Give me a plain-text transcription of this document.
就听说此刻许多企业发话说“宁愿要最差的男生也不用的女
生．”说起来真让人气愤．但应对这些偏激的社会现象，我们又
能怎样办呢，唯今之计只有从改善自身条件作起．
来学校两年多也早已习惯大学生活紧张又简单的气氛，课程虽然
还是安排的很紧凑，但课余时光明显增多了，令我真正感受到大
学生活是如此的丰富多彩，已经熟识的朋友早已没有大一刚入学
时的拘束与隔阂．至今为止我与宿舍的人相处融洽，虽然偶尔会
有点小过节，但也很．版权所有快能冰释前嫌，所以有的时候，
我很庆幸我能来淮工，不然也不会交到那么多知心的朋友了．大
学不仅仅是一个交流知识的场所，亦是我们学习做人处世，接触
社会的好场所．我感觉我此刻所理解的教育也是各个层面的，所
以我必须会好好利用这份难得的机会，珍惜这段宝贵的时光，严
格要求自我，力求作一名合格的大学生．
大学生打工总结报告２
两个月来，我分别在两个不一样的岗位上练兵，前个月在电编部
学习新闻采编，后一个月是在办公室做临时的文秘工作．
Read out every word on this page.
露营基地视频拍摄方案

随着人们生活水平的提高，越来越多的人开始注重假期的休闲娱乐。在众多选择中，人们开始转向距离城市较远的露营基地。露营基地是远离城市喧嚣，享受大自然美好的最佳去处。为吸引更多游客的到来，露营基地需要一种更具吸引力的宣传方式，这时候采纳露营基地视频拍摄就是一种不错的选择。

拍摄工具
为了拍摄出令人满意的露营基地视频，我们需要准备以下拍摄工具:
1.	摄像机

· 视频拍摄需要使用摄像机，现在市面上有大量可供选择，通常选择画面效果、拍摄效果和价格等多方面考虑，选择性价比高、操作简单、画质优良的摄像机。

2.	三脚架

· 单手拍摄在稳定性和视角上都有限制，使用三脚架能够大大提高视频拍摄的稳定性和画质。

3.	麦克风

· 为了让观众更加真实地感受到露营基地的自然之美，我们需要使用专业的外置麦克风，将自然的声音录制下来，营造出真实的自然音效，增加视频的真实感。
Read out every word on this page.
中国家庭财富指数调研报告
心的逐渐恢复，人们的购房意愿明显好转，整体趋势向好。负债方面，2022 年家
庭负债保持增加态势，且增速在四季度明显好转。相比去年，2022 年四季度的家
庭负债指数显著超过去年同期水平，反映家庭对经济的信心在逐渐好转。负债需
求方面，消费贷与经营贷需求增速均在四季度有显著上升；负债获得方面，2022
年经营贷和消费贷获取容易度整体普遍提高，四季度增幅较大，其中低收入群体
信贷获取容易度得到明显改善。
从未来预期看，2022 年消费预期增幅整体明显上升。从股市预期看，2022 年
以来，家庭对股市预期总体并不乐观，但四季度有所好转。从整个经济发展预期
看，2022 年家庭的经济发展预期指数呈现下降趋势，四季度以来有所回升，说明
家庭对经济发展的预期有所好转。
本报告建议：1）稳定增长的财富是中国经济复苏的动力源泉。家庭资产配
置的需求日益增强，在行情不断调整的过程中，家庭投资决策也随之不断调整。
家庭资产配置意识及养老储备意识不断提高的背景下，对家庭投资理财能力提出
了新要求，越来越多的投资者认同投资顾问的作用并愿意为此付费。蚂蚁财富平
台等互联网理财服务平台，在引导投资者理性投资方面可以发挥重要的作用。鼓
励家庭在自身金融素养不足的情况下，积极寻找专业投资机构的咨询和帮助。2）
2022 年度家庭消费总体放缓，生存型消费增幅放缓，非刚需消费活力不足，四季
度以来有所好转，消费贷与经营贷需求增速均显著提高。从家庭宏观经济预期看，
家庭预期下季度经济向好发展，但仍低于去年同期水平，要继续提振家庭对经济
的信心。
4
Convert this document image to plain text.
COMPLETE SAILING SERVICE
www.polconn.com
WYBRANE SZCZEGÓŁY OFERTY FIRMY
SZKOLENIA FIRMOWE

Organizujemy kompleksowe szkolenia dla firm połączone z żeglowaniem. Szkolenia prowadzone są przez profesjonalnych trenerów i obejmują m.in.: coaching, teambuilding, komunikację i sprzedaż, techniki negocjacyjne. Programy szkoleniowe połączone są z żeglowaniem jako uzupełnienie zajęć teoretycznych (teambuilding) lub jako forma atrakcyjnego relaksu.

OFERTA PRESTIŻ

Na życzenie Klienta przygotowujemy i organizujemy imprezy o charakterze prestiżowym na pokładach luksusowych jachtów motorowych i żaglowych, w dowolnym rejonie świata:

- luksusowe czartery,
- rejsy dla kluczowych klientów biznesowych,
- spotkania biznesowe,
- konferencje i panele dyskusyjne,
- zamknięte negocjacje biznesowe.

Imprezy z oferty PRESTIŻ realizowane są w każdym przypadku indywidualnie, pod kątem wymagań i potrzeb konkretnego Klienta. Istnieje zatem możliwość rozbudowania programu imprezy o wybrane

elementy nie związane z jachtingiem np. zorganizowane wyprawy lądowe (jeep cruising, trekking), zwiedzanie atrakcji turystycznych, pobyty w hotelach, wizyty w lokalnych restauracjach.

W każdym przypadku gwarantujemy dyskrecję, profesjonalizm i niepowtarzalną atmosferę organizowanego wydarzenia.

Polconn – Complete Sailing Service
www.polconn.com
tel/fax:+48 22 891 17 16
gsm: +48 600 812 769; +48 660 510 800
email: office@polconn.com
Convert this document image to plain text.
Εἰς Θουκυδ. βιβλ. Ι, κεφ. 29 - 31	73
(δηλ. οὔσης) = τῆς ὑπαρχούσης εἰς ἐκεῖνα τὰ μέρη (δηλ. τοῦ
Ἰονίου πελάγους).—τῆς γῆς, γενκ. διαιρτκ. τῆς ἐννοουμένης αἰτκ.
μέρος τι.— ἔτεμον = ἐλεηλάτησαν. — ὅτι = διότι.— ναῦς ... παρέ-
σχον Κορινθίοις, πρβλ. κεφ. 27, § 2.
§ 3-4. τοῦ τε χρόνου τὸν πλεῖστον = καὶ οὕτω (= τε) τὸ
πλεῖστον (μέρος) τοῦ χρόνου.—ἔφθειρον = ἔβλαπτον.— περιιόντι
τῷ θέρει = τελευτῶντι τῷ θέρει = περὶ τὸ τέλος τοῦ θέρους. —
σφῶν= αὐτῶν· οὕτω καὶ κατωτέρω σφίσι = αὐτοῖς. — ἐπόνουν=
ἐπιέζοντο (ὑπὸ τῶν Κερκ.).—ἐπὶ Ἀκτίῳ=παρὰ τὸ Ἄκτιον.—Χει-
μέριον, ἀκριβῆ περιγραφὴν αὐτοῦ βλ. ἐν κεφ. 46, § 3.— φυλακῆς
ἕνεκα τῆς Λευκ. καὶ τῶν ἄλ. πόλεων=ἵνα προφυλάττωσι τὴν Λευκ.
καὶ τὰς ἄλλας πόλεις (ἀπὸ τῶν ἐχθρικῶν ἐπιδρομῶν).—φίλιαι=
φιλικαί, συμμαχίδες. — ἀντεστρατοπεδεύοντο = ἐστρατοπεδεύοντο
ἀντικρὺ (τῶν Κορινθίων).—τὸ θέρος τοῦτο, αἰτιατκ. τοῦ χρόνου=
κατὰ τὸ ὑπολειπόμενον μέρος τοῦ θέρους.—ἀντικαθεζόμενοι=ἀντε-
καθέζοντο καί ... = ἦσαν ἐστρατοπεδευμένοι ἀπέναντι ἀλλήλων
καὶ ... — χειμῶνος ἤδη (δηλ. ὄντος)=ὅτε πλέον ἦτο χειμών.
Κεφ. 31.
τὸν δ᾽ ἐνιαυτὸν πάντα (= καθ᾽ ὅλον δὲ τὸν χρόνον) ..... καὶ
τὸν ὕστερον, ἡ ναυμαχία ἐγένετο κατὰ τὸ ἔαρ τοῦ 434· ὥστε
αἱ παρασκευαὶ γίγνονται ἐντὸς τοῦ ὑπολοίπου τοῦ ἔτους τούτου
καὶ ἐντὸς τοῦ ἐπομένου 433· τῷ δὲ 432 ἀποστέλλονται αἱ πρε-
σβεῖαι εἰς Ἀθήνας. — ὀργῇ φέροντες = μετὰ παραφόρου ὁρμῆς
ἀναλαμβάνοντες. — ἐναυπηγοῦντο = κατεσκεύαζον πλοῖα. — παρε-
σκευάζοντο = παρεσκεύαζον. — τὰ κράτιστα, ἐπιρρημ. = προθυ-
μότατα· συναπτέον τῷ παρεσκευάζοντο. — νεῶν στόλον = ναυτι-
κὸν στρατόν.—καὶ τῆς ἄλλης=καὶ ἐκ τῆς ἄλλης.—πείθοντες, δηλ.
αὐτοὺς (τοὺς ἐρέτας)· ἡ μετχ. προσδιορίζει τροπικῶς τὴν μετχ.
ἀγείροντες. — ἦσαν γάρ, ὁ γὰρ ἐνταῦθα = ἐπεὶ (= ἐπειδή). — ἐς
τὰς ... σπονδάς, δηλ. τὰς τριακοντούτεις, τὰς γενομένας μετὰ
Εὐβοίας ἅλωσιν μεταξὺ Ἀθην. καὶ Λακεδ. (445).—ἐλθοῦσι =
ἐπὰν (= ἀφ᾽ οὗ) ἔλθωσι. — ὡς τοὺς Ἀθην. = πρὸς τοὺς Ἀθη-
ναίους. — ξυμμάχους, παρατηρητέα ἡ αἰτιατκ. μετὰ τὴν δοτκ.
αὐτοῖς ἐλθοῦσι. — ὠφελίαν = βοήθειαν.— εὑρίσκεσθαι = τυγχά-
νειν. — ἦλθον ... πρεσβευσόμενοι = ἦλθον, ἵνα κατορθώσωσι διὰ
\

═══

To do:
Report the number of lines holding the string "θέρους", without any other words.

Written solution:
2